Copy out, from the data below, each line in which the word "angepassten" occurs.

····················

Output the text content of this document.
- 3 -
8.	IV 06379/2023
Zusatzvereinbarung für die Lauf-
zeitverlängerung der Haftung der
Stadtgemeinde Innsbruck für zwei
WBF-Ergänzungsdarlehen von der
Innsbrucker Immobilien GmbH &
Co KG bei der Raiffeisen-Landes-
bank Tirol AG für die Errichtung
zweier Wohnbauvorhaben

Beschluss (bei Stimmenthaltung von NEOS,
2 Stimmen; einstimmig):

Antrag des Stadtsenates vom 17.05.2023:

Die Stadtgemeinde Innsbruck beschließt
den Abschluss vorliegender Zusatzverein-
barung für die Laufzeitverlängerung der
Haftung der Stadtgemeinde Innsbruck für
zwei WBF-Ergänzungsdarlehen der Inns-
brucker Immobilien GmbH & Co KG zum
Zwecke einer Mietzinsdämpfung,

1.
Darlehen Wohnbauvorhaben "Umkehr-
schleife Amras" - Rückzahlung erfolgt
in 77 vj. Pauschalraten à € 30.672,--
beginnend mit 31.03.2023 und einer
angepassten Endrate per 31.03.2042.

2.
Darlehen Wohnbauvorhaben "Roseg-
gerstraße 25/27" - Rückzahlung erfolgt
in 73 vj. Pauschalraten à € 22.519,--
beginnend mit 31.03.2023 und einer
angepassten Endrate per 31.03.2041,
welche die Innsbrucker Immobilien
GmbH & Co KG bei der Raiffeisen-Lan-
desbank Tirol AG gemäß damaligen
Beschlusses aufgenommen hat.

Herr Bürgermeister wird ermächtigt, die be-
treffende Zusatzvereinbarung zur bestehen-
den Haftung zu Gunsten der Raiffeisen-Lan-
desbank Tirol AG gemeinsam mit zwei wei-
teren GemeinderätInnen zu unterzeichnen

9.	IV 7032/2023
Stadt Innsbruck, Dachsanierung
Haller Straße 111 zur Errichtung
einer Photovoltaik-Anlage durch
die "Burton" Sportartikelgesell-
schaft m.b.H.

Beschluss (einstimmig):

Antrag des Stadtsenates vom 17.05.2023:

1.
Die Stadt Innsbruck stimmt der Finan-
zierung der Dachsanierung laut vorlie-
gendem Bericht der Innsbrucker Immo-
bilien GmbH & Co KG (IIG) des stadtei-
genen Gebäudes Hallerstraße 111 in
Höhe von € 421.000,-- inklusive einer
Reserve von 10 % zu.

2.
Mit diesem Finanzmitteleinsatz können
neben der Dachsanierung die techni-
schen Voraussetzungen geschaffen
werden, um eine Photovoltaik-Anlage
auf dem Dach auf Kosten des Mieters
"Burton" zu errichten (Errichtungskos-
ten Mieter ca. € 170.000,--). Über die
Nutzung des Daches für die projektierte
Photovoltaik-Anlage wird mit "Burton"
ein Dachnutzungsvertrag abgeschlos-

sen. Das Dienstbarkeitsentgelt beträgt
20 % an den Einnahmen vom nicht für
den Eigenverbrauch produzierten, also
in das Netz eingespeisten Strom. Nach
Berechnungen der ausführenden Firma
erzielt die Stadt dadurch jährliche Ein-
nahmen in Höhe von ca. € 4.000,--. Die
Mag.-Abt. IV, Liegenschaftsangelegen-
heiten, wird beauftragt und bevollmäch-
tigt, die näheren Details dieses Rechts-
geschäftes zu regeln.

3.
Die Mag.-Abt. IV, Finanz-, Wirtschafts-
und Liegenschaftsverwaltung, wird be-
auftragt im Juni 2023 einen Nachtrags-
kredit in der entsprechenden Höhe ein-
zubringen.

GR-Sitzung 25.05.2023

····················

ANSWER BOX:
angepassten Endrate per 31.03.2042.
angepassten Endrate per 31.03.2041,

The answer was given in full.